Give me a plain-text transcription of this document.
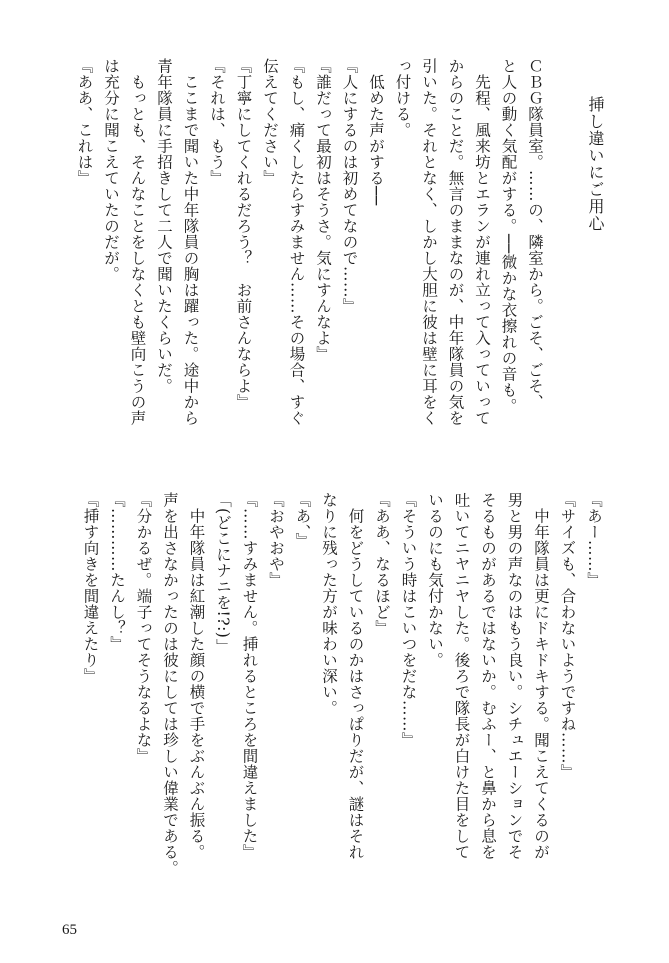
挿し違いにご用心
ＣＢＧ隊員室。……の、隣室から。ごそ、ごそ、
と人の動く気配がする。──微かな衣擦れの音も。
　先程、風来坊とエランが連れ立って入っていって
からのことだ。無言のままなのが、中年隊員の気を
引いた。それとなく、しかし大胆に彼は壁に耳をく
っ付ける。
　低めた声がする──
『人にするのは初めてなので……』
『誰だって最初はそうさ。気にすんなよ』
『もし、痛くしたらすみません……その場合、すぐ
伝えてください』
『丁寧にしてくれるだろう？　お前さんならよ』
『それは、もう』
　ここまで聞いた中年隊員の胸は躍った。途中から
青年隊員に手招きして二人で聞いたくらいだ。
　もっとも、そんなことをしなくとも壁向こうの声
は充分に聞こえていたのだが。
『ああ、これは』
『あー……』
『サイズも、合わないようですね……』
　中年隊員は更にドキドキする。聞こえてくるのが
男と男の声なのはもう良い。シチュエーションでそ
そるものがあるではないか。むふー、と鼻から息を
吐いてニヤニヤした。後ろで隊長が白けた目をして
いるのにも気付かない。
『そういう時はこいつをだな……』
『ああ、なるほど』
　何をどうしているのかはさっぱりだが、謎はそれ
なりに残った方が味わい深い。
『あ、』
『おやおや』
『……すみません。挿れるところを間違えました』
「(どこにナニを!?:)」
　中年隊員は紅潮した顔の横で手をぶんぶん振る。
声を出さなかったのは彼にしては珍しい偉業である。
『分かるぜ。端子ってそうなるよな』
『…………たんし？』
『挿す向きを間違えたり』
65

● ● ● ●

§ **TASK TO COMPLETE**
Repeat the entries exactly. Pictures are excluded from the copy.

§ **COMPLETE RESPONSE**
Give me a plain-text transcription of this document.
挿し違いにご用心
ＣＢＧ隊員室。……の、隣室から。ごそ、ごそ、
と人の動く気配がする。──微かな衣擦れの音も。
　先程、風来坊とエランが連れ立って入っていって
からのことだ。無言のままなのが、中年隊員の気を
引いた。それとなく、しかし大胆に彼は壁に耳をく
っ付ける。
　低めた声がする──
『人にするのは初めてなので……』
『誰だって最初はそうさ。気にすんなよ』
『もし、痛くしたらすみません……その場合、すぐ
伝えてください』
『丁寧にしてくれるだろう？　お前さんならよ』
『それは、もう』
　ここまで聞いた中年隊員の胸は躍った。途中から
青年隊員に手招きして二人で聞いたくらいだ。
　もっとも、そんなことをしなくとも壁向こうの声
は充分に聞こえていたのだが。
『ああ、これは』
『あー……』
『サイズも、合わないようですね……』
　中年隊員は更にドキドキする。聞こえてくるのが
男と男の声なのはもう良い。シチュエーションでそ
そるものがあるではないか。むふー、と鼻から息を
吐いてニヤニヤした。後ろで隊長が白けた目をして
いるのにも気付かない。
『そういう時はこいつをだな……』
『ああ、なるほど』
　何をどうしているのかはさっぱりだが、謎はそれ
なりに残った方が味わい深い。
『あ、』
『おやおや』
『……すみません。挿れるところを間違えました』
「(どこにナニを!?:)」
　中年隊員は紅潮した顔の横で手をぶんぶん振る。
声を出さなかったのは彼にしては珍しい偉業である。
『分かるぜ。端子ってそうなるよな』
『…………たんし？』
『挿す向きを間違えたり』
65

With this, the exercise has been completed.